__What you need to do__
Everything from the line that contains "Transcribe this chart's" through the last line of the listing must be copied exactly, with both of those lines included and no others.

__Provided data__

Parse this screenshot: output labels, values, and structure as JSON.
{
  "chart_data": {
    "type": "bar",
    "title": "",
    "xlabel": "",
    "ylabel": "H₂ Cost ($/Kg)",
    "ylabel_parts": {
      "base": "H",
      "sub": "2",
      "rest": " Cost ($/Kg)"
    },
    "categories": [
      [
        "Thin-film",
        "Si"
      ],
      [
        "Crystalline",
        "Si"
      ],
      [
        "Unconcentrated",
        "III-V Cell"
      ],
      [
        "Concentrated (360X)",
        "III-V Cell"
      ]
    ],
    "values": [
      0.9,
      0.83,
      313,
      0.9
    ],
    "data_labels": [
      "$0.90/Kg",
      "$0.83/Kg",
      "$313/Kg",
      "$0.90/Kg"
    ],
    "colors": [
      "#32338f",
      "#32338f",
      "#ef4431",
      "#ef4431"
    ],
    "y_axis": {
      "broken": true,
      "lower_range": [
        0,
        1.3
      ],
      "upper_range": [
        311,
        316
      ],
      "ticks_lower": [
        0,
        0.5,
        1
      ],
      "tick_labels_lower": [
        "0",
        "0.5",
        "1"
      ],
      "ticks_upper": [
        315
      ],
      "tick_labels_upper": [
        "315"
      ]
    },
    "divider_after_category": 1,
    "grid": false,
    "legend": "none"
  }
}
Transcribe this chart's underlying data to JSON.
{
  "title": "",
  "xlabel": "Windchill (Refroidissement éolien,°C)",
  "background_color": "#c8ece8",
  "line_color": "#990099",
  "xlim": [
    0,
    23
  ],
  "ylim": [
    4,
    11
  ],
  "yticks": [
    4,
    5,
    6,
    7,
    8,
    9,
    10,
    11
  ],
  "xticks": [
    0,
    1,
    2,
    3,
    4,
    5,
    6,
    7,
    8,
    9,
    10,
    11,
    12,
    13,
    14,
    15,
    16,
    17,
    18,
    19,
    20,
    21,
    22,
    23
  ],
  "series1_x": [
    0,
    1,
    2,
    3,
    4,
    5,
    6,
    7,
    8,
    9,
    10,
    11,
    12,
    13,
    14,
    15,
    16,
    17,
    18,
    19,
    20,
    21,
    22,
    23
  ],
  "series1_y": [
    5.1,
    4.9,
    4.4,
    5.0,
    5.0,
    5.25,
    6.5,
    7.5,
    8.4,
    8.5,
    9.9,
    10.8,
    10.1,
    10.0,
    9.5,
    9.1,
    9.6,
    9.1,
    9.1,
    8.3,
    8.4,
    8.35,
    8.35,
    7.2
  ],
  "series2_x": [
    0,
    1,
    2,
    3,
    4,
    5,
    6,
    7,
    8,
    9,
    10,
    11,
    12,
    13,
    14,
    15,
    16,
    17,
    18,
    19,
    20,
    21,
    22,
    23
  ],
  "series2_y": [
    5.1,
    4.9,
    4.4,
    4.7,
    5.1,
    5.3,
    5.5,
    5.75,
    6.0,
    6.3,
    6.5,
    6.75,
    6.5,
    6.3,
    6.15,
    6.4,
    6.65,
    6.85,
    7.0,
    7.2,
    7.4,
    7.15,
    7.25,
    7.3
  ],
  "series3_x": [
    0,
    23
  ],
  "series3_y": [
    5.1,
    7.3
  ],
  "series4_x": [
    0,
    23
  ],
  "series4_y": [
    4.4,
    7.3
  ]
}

__Completed task__
Transcribe this chart's underlying data to JSON.
{
  "title": "",
  "xlabel": "Windchill (Refroidissement éolien,°C)",
  "background_color": "#c8ece8",
  "line_color": "#990099",
  "xlim": [
    0,
    23
  ],
  "ylim": [
    4,
    11
  ],
  "yticks": [
    4,
    5,
    6,
    7,
    8,
    9,
    10,
    11
  ],
  "xticks": [
    0,
    1,
    2,
    3,
    4,
    5,
    6,
    7,
    8,
    9,
    10,
    11,
    12,
    13,
    14,
    15,
    16,
    17,
    18,
    19,
    20,
    21,
    22,
    23
  ],
  "series1_x": [
    0,
    1,
    2,
    3,
    4,
    5,
    6,
    7,
    8,
    9,
    10,
    11,
    12,
    13,
    14,
    15,
    16,
    17,
    18,
    19,
    20,
    21,
    22,
    23
  ],
  "series1_y": [
    5.1,
    4.9,
    4.4,
    5.0,
    5.0,
    5.25,
    6.5,
    7.5,
    8.4,
    8.5,
    9.9,
    10.8,
    10.1,
    10.0,
    9.5,
    9.1,
    9.6,
    9.1,
    9.1,
    8.3,
    8.4,
    8.35,
    8.35,
    7.2
  ],
  "series2_x": [
    0,
    1,
    2,
    3,
    4,
    5,
    6,
    7,
    8,
    9,
    10,
    11,
    12,
    13,
    14,
    15,
    16,
    17,
    18,
    19,
    20,
    21,
    22,
    23
  ],
  "series2_y": [
    5.1,
    4.9,
    4.4,
    4.7,
    5.1,
    5.3,
    5.5,
    5.75,
    6.0,
    6.3,
    6.5,
    6.75,
    6.5,
    6.3,
    6.15,
    6.4,
    6.65,
    6.85,
    7.0,
    7.2,
    7.4,
    7.15,
    7.25,
    7.3
  ],
  "series3_x": [
    0,
    23
  ],
  "series3_y": [
    5.1,
    7.3
  ],
  "series4_x": [
    0,
    23
  ],
  "series4_y": [
    4.4,
    7.3
  ]
}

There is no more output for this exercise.